What is expected =
Transcribe all of the data exactly, leaving nothing out.
(Entries shown Opens)
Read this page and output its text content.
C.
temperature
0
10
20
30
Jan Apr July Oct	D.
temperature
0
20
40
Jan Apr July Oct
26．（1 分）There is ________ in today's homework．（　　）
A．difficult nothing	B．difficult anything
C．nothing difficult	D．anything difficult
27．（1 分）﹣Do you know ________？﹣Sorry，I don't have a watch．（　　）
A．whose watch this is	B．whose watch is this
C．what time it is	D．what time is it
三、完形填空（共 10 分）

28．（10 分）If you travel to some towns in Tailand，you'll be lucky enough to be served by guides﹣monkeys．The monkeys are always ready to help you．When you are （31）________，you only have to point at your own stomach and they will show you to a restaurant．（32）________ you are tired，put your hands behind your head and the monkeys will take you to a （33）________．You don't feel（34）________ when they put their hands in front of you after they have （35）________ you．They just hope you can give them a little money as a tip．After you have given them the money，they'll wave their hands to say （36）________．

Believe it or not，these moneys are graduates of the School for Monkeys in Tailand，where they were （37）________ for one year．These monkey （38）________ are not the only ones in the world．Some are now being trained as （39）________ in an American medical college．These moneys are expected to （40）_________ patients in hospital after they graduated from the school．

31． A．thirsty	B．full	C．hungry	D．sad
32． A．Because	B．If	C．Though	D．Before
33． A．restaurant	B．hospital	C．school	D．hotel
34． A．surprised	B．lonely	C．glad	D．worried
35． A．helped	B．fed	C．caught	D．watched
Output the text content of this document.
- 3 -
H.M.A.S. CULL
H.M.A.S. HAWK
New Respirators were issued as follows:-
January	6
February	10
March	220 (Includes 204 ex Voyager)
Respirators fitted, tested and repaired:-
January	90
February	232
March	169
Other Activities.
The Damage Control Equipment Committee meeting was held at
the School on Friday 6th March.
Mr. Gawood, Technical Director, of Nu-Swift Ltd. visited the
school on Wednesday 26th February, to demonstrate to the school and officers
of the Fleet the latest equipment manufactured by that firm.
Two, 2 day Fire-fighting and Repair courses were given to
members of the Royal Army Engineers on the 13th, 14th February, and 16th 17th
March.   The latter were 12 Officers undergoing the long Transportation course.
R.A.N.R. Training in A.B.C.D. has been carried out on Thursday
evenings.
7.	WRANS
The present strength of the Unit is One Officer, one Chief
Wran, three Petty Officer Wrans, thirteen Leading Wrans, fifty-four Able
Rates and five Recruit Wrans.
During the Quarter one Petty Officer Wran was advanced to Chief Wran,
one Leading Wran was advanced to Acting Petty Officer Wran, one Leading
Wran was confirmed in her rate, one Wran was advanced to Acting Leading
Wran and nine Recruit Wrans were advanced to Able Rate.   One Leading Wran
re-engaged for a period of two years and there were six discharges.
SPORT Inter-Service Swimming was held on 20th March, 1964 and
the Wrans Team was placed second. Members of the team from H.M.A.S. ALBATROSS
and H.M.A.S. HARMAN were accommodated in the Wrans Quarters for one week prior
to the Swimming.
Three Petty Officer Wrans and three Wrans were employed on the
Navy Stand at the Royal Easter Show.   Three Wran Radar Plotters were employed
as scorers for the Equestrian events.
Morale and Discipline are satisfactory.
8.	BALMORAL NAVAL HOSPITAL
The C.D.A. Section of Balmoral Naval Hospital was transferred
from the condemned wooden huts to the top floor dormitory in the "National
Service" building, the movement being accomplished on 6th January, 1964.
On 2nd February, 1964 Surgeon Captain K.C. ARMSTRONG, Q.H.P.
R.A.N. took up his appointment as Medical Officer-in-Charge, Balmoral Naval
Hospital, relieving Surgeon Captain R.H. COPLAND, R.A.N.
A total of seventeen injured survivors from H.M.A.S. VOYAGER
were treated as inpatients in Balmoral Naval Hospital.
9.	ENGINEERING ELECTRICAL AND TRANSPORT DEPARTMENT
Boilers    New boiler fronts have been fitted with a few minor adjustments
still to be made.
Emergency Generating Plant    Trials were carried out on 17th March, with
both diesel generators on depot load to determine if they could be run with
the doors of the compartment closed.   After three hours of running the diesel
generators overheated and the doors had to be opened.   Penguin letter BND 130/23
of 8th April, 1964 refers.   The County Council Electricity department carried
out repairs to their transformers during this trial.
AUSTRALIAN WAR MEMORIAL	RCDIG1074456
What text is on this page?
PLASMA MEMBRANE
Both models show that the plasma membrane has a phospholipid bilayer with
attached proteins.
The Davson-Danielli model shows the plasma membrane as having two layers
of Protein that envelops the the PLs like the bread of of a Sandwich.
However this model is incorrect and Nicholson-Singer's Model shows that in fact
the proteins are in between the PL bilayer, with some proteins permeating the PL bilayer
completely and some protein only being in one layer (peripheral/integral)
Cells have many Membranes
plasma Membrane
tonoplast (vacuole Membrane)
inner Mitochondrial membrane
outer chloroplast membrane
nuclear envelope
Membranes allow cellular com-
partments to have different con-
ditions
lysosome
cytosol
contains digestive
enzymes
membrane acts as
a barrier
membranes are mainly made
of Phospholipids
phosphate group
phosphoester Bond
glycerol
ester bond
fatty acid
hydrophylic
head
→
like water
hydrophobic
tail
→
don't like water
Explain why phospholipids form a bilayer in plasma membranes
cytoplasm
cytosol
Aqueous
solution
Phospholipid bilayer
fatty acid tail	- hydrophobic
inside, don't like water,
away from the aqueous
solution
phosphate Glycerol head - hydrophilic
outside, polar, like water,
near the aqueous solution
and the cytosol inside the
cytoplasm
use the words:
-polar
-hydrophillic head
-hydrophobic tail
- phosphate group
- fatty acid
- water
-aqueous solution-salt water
(Entries shown Closes)
Output for this exercise =
Read this page and output its text content.
C.
temperature
0
10
20
30
Jan Apr July Oct	D.
temperature
0
20
40
Jan Apr July Oct
26．（1 分）There is ________ in today's homework．（　　）
A．difficult nothing	B．difficult anything
C．nothing difficult	D．anything difficult
27．（1 分）﹣Do you know ________？﹣Sorry，I don't have a watch．（　　）
A．whose watch this is	B．whose watch is this
C．what time it is	D．what time is it
三、完形填空（共 10 分）

28．（10 分）If you travel to some towns in Tailand，you'll be lucky enough to be served by guides﹣monkeys．The monkeys are always ready to help you．When you are （31）________，you only have to point at your own stomach and they will show you to a restaurant．（32）________ you are tired，put your hands behind your head and the monkeys will take you to a （33）________．You don't feel（34）________ when they put their hands in front of you after they have （35）________ you．They just hope you can give them a little money as a tip．After you have given them the money，they'll wave their hands to say （36）________．

Believe it or not，these moneys are graduates of the School for Monkeys in Tailand，where they were （37）________ for one year．These monkey （38）________ are not the only ones in the world．Some are now being trained as （39）________ in an American medical college．These moneys are expected to （40）_________ patients in hospital after they graduated from the school．

31． A．thirsty	B．full	C．hungry	D．sad
32． A．Because	B．If	C．Though	D．Before
33． A．restaurant	B．hospital	C．school	D．hotel
34． A．surprised	B．lonely	C．glad	D．worried
35． A．helped	B．fed	C．caught	D．watched
Output the text content of this document.
- 3 -
H.M.A.S. CULL
H.M.A.S. HAWK
New Respirators were issued as follows:-
January	6
February	10
March	220 (Includes 204 ex Voyager)
Respirators fitted, tested and repaired:-
January	90
February	232
March	169
Other Activities.
The Damage Control Equipment Committee meeting was held at
the School on Friday 6th March.
Mr. Gawood, Technical Director, of Nu-Swift Ltd. visited the
school on Wednesday 26th February, to demonstrate to the school and officers
of the Fleet the latest equipment manufactured by that firm.
Two, 2 day Fire-fighting and Repair courses were given to
members of the Royal Army Engineers on the 13th, 14th February, and 16th 17th
March.   The latter were 12 Officers undergoing the long Transportation course.
R.A.N.R. Training in A.B.C.D. has been carried out on Thursday
evenings.
7.	WRANS
The present strength of the Unit is One Officer, one Chief
Wran, three Petty Officer Wrans, thirteen Leading Wrans, fifty-four Able
Rates and five Recruit Wrans.
During the Quarter one Petty Officer Wran was advanced to Chief Wran,
one Leading Wran was advanced to Acting Petty Officer Wran, one Leading
Wran was confirmed in her rate, one Wran was advanced to Acting Leading
Wran and nine Recruit Wrans were advanced to Able Rate.   One Leading Wran
re-engaged for a period of two years and there were six discharges.
SPORT Inter-Service Swimming was held on 20th March, 1964 and
the Wrans Team was placed second. Members of the team from H.M.A.S. ALBATROSS
and H.M.A.S. HARMAN were accommodated in the Wrans Quarters for one week prior
to the Swimming.
Three Petty Officer Wrans and three Wrans were employed on the
Navy Stand at the Royal Easter Show.   Three Wran Radar Plotters were employed
as scorers for the Equestrian events.
Morale and Discipline are satisfactory.
8.	BALMORAL NAVAL HOSPITAL
The C.D.A. Section of Balmoral Naval Hospital was transferred
from the condemned wooden huts to the top floor dormitory in the "National
Service" building, the movement being accomplished on 6th January, 1964.
On 2nd February, 1964 Surgeon Captain K.C. ARMSTRONG, Q.H.P.
R.A.N. took up his appointment as Medical Officer-in-Charge, Balmoral Naval
Hospital, relieving Surgeon Captain R.H. COPLAND, R.A.N.
A total of seventeen injured survivors from H.M.A.S. VOYAGER
were treated as inpatients in Balmoral Naval Hospital.
9.	ENGINEERING ELECTRICAL AND TRANSPORT DEPARTMENT
Boilers    New boiler fronts have been fitted with a few minor adjustments
still to be made.
Emergency Generating Plant    Trials were carried out on 17th March, with
both diesel generators on depot load to determine if they could be run with
the doors of the compartment closed.   After three hours of running the diesel
generators overheated and the doors had to be opened.   Penguin letter BND 130/23
of 8th April, 1964 refers.   The County Council Electricity department carried
out repairs to their transformers during this trial.
AUSTRALIAN WAR MEMORIAL	RCDIG1074456
What text is on this page?
PLASMA MEMBRANE
Both models show that the plasma membrane has a phospholipid bilayer with
attached proteins.
The Davson-Danielli model shows the plasma membrane as having two layers
of Protein that envelops the the PLs like the bread of of a Sandwich.
However this model is incorrect and Nicholson-Singer's Model shows that in fact
the proteins are in between the PL bilayer, with some proteins permeating the PL bilayer
completely and some protein only being in one layer (peripheral/integral)
Cells have many Membranes
plasma Membrane
tonoplast (vacuole Membrane)
inner Mitochondrial membrane
outer chloroplast membrane
nuclear envelope
Membranes allow cellular com-
partments to have different con-
ditions
lysosome
cytosol
contains digestive
enzymes
membrane acts as
a barrier
membranes are mainly made
of Phospholipids
phosphate group
phosphoester Bond
glycerol
ester bond
fatty acid
hydrophylic
head
→
like water
hydrophobic
tail
→
don't like water
Explain why phospholipids form a bilayer in plasma membranes
cytoplasm
cytosol
Aqueous
solution
Phospholipid bilayer
fatty acid tail	- hydrophobic
inside, don't like water,
away from the aqueous
solution
phosphate Glycerol head - hydrophilic
outside, polar, like water,
near the aqueous solution
and the cytosol inside the
cytoplasm
use the words:
-polar
-hydrophillic head
-hydrophobic tail
- phosphate group
- fatty acid
- water
-aqueous solution-salt water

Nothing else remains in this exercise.